**Problem details:** Find every line in the records below that holds the word "name", and copy it out.

**Items from a figure collection:**
* start *

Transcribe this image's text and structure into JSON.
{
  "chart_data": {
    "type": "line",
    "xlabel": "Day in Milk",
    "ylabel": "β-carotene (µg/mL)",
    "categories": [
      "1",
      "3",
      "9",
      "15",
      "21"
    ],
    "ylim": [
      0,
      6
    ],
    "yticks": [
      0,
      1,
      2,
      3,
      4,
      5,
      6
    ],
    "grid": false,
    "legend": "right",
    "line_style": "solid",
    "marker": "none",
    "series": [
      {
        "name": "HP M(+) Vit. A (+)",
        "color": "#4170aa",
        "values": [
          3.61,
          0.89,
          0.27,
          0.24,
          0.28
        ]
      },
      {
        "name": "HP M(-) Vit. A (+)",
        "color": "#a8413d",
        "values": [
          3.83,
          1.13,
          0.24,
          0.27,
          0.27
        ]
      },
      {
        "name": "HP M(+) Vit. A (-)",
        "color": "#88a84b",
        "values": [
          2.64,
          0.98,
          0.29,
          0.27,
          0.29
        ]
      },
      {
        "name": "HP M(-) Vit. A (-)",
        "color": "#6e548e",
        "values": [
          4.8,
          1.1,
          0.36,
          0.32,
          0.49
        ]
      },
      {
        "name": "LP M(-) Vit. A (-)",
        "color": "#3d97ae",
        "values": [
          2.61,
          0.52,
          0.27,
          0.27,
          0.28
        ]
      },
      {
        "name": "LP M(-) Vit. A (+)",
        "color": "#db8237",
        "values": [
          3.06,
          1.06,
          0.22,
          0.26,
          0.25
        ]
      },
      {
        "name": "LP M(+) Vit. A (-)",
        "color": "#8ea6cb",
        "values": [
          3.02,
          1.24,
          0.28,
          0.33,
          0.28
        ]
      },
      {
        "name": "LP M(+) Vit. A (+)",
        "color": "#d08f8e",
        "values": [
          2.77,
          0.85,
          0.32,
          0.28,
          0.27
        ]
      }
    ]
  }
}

* end *

**Solution for this exercise:**
        "name": "HP M(+) Vit. A (+)",
        "name": "HP M(-) Vit. A (+)",
        "name": "HP M(+) Vit. A (-)",
        "name": "HP M(-) Vit. A (-)",
        "name": "LP M(-) Vit. A (-)",
        "name": "LP M(-) Vit. A (+)",
        "name": "LP M(+) Vit. A (-)",
        "name": "LP M(+) Vit. A (+)",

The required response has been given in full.